> [Records from a data source]

..........

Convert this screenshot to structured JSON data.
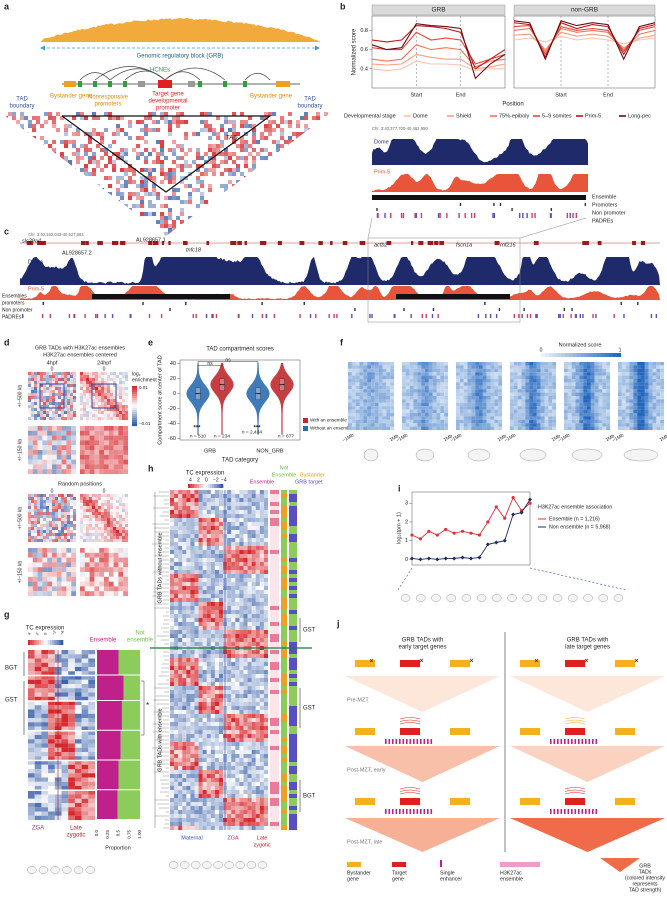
{
  "panel_labels": [
    "a",
    "b",
    "c",
    "d",
    "e",
    "f",
    "g",
    "h",
    "i",
    "j"
  ],
  "a": {
    "grb_label": "Genomic regulatory block (GRB)",
    "hcnes": "HCNEs",
    "bystander_left": "Bystander gene",
    "bystander_right": "Bystander gene",
    "nonresponsive": [
      "Nonresponsive",
      "promoters"
    ],
    "target": [
      "Target gene",
      "developmental",
      "promoter"
    ],
    "tad_boundary_left": [
      "TAD",
      "boundary"
    ],
    "tad_boundary_right": [
      "TAD",
      "boundary"
    ],
    "tad": "TAD"
  },
  "b_tracks": {
    "coord": "Chr. 3:40,377,700-40,462,950",
    "dome": "Dome",
    "prim5": "Prim-5",
    "rows": [
      "Ensemble",
      "Promoters",
      "Non promoter",
      "PADREs"
    ]
  },
  "c": {
    "coord": "Chr. 3:40,182,043-40,527,584",
    "genes": [
      "slc29a4",
      "AL928657.2",
      "AL928657.1",
      "tnfc18",
      "actb2",
      "fscn1a",
      "rnf216"
    ],
    "dome": "Dome",
    "prim5": "Prim-5",
    "rows": [
      "Ensembles",
      "promoters",
      "Non promoter",
      "PADREs"
    ]
  },
  "d": {
    "title": [
      "GRB TADs with H3K27ac ensembles",
      "H3K27ac ensembles centered"
    ],
    "columns": [
      "4hpf",
      "24hpf"
    ],
    "zero": "0",
    "rows": [
      "+/−500 kb",
      "+/−150 kb"
    ],
    "colorbar_title": [
      "log₂",
      "enrichment"
    ],
    "colorbar_ticks": [
      "0.01",
      "−0.01"
    ],
    "random": "Random positions"
  },
  "f": {
    "colorbar_title": "Normalized score",
    "colorbar_ticks": [
      "0",
      "1"
    ],
    "left": "−1Mb",
    "right": "1Mb"
  },
  "g": {
    "title": "TC expression",
    "scale": [
      "4",
      "2",
      "0",
      "−2",
      "−4"
    ],
    "ensemble": "Ensemble",
    "not_ensemble": [
      "Not",
      "ensemble"
    ],
    "groups": [
      "BGT",
      "GST"
    ],
    "star": "*",
    "zga": "ZGA",
    "late": [
      "Late",
      "zygotic"
    ],
    "proportion_ticks": [
      "0.0",
      "0.25",
      "0.5",
      "0.75",
      "1.00"
    ],
    "proportion": "Proportion"
  },
  "h": {
    "title": "TC expression",
    "scale": [
      "4",
      "2",
      "0",
      "−2",
      "−4"
    ],
    "not": "Not",
    "ensemble_green": "Ensemble",
    "bystander": "Bystander",
    "ensemble": "Ensemble",
    "grb_target": "GRB target",
    "rows": [
      "GRB TADs without ensemble",
      "GRB TADs with ensemble"
    ],
    "brackets": [
      "GST",
      "GST",
      "BGT"
    ],
    "maternal": "Maternal",
    "zga": "ZGA",
    "late": [
      "Late",
      "zygotic"
    ]
  },
  "j": {
    "columns": [
      [
        "GRB TADs with",
        "early target genes"
      ],
      [
        "GRB TADs with",
        "late target genes"
      ]
    ],
    "stages": [
      "Pre-MZT",
      "Post-MZT, early",
      "Post-MZT, late"
    ],
    "legend": [
      [
        "Bystander",
        "gene"
      ],
      [
        "Target",
        "gene"
      ],
      [
        "Single",
        "enhancer"
      ],
      [
        "H3K27ac",
        "ensemble"
      ],
      [
        "GRB",
        "TADs",
        "(colored intensity",
        "represents",
        "TAD strength)"
      ]
    ]
  },
  "chart_data": [
    {
      "type": "line",
      "title": "GRB",
      "x_label": "Position",
      "y_label": "Normalized score",
      "legend_title": "Developmental stage",
      "categories": [
        null,
        null,
        null,
        "Start",
        null,
        null,
        "End",
        null,
        null,
        null
      ],
      "ylim": [
        0.2,
        0.95
      ],
      "yticks": [
        0.4,
        0.6,
        0.8
      ],
      "series": [
        {
          "name": "Dome",
          "color": "#fcc5b0",
          "values": [
            0.4,
            0.38,
            0.4,
            0.48,
            0.45,
            0.45,
            0.44,
            0.38,
            0.4,
            0.4
          ]
        },
        {
          "name": "Shield",
          "color": "#fc9e80",
          "values": [
            0.45,
            0.44,
            0.45,
            0.55,
            0.52,
            0.5,
            0.5,
            0.4,
            0.42,
            0.45
          ]
        },
        {
          "name": "75%-epiboly",
          "color": "#f8735a",
          "values": [
            0.5,
            0.48,
            0.5,
            0.65,
            0.6,
            0.62,
            0.6,
            0.42,
            0.48,
            0.5
          ]
        },
        {
          "name": "5–9 somites",
          "color": "#e8453a",
          "values": [
            0.62,
            0.6,
            0.6,
            0.78,
            0.7,
            0.72,
            0.7,
            0.45,
            0.5,
            0.55
          ]
        },
        {
          "name": "Prim-5",
          "color": "#c0161e",
          "values": [
            0.7,
            0.68,
            0.7,
            0.85,
            0.84,
            0.82,
            0.78,
            0.4,
            0.5,
            0.6
          ]
        },
        {
          "name": "Long-pec",
          "color": "#6b0a14",
          "values": [
            0.65,
            0.6,
            0.62,
            0.87,
            0.85,
            0.84,
            0.82,
            0.3,
            0.45,
            0.55
          ]
        }
      ]
    },
    {
      "type": "line",
      "title": "non-GRB",
      "categories": [
        null,
        null,
        null,
        "Start",
        null,
        null,
        "End",
        null,
        null,
        null
      ],
      "ylim": [
        0.2,
        0.95
      ],
      "series": [
        {
          "color": "#fcc5b0",
          "values": [
            0.7,
            0.72,
            0.68,
            0.74,
            0.7,
            0.72,
            0.7,
            0.66,
            0.7,
            0.72
          ]
        },
        {
          "color": "#fc9e80",
          "values": [
            0.75,
            0.76,
            0.6,
            0.78,
            0.74,
            0.76,
            0.74,
            0.62,
            0.72,
            0.75
          ]
        },
        {
          "color": "#f8735a",
          "values": [
            0.8,
            0.82,
            0.58,
            0.82,
            0.78,
            0.8,
            0.78,
            0.6,
            0.76,
            0.8
          ]
        },
        {
          "color": "#e8453a",
          "values": [
            0.84,
            0.85,
            0.55,
            0.84,
            0.8,
            0.82,
            0.8,
            0.58,
            0.8,
            0.84
          ]
        },
        {
          "color": "#c0161e",
          "values": [
            0.88,
            0.86,
            0.52,
            0.88,
            0.82,
            0.86,
            0.84,
            0.55,
            0.82,
            0.86
          ]
        },
        {
          "color": "#6b0a14",
          "values": [
            0.9,
            0.88,
            0.5,
            0.9,
            0.85,
            0.88,
            0.86,
            0.5,
            0.84,
            0.88
          ]
        }
      ]
    },
    {
      "type": "violin",
      "title": "TAD compartment scores",
      "x_label": "TAD category",
      "y_label": "Compartment score at center of TAD",
      "categories": [
        "GRB",
        "NON_GRB"
      ],
      "ylim": [
        -62,
        45
      ],
      "yticks": [
        -60,
        -40,
        -20,
        0,
        20,
        40
      ],
      "series": [
        {
          "name": "With an ensemble",
          "color": "#c0282d",
          "values": [
            12,
            12
          ]
        },
        {
          "name": "Without an ensemble",
          "color": "#2a6db0",
          "values": [
            0,
            0
          ]
        }
      ],
      "annotations": [
        "ns",
        "ns",
        "***",
        "***"
      ],
      "n_labels": [
        "n = 510",
        "n = 234",
        "n = 2,434",
        "n = 677"
      ]
    },
    {
      "type": "line",
      "y_label": "log₂(tpm + 1)",
      "legend_title": "H3K27ac ensemble association",
      "categories": [
        null,
        null,
        null,
        null,
        null,
        null,
        null,
        null,
        null,
        null,
        null,
        null,
        null,
        null,
        null
      ],
      "ylim": [
        -0.3,
        3.6
      ],
      "yticks": [
        0,
        1,
        2,
        3
      ],
      "series": [
        {
          "name": "Ensemble (n = 1,216)",
          "color": "#e0303a",
          "values": [
            1.3,
            1.1,
            1.5,
            1.3,
            1.6,
            1.4,
            1.5,
            1.4,
            1.3,
            2.0,
            2.8,
            2.2,
            3.3,
            2.6,
            3.0
          ]
        },
        {
          "name": "Non ensemble (n = 5,968)",
          "color": "#1e2a5a",
          "values": [
            0.05,
            0.0,
            0.05,
            0.0,
            0.05,
            0.05,
            0.1,
            0.05,
            0.1,
            0.8,
            0.9,
            1.0,
            2.4,
            2.5,
            3.2
          ]
        }
      ]
    }
  ]
}
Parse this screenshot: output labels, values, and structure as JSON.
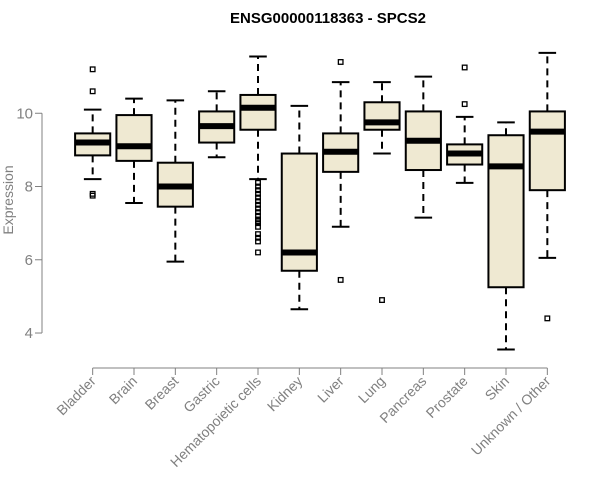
{
  "chart_data": {
    "type": "boxplot",
    "title": "ENSG00000118363 - SPCS2",
    "xlabel": "",
    "ylabel": "Expression",
    "ylim": [
      3.4,
      12.0
    ],
    "yticks": [
      4,
      6,
      8,
      10
    ],
    "colors": {
      "box_fill": "#EFE9D2",
      "line": "#000000",
      "axis_text": "#808080"
    },
    "categories": [
      "Bladder",
      "Brain",
      "Breast",
      "Gastric",
      "Hematopoietic cells",
      "Kidney",
      "Liver",
      "Lung",
      "Pancreas",
      "Prostate",
      "Skin",
      "Unknown / Other"
    ],
    "boxes": [
      {
        "name": "Bladder",
        "whisker_low": 8.2,
        "q1": 8.85,
        "median": 9.2,
        "q3": 9.45,
        "whisker_high": 10.1,
        "outliers": [
          11.2,
          10.6,
          7.8,
          7.75
        ]
      },
      {
        "name": "Brain",
        "whisker_low": 7.55,
        "q1": 8.7,
        "median": 9.1,
        "q3": 9.95,
        "whisker_high": 10.4,
        "outliers": []
      },
      {
        "name": "Breast",
        "whisker_low": 5.95,
        "q1": 7.45,
        "median": 8.0,
        "q3": 8.65,
        "whisker_high": 10.35,
        "outliers": []
      },
      {
        "name": "Gastric",
        "whisker_low": 8.8,
        "q1": 9.2,
        "median": 9.65,
        "q3": 10.05,
        "whisker_high": 10.6,
        "outliers": []
      },
      {
        "name": "Hematopoietic cells",
        "whisker_low": 8.2,
        "q1": 9.55,
        "median": 10.15,
        "q3": 10.5,
        "whisker_high": 11.55,
        "outliers": [
          8.1,
          8.0,
          7.9,
          7.8,
          7.7,
          7.6,
          7.5,
          7.4,
          7.3,
          7.2,
          7.1,
          7.05,
          7.0,
          6.9,
          6.7,
          6.6,
          6.5,
          6.2
        ]
      },
      {
        "name": "Kidney",
        "whisker_low": 4.65,
        "q1": 5.7,
        "median": 6.2,
        "q3": 8.9,
        "whisker_high": 10.2,
        "outliers": []
      },
      {
        "name": "Liver",
        "whisker_low": 6.9,
        "q1": 8.4,
        "median": 8.95,
        "q3": 9.45,
        "whisker_high": 10.85,
        "outliers": [
          11.4,
          5.45
        ]
      },
      {
        "name": "Lung",
        "whisker_low": 8.9,
        "q1": 9.55,
        "median": 9.75,
        "q3": 10.3,
        "whisker_high": 10.85,
        "outliers": [
          4.9
        ]
      },
      {
        "name": "Pancreas",
        "whisker_low": 7.15,
        "q1": 8.45,
        "median": 9.25,
        "q3": 10.05,
        "whisker_high": 11.0,
        "outliers": []
      },
      {
        "name": "Prostate",
        "whisker_low": 8.1,
        "q1": 8.6,
        "median": 8.9,
        "q3": 9.15,
        "whisker_high": 9.9,
        "outliers": [
          11.25,
          10.25
        ]
      },
      {
        "name": "Skin",
        "whisker_low": 3.55,
        "q1": 5.25,
        "median": 8.55,
        "q3": 9.4,
        "whisker_high": 9.75,
        "outliers": []
      },
      {
        "name": "Unknown / Other",
        "whisker_low": 6.05,
        "q1": 7.9,
        "median": 9.5,
        "q3": 10.05,
        "whisker_high": 11.65,
        "outliers": [
          4.4
        ]
      }
    ]
  }
}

..........

> [Aim of the task] Please state how many lines in the data contain the word "genes", giving only that number.

> [Task result] 3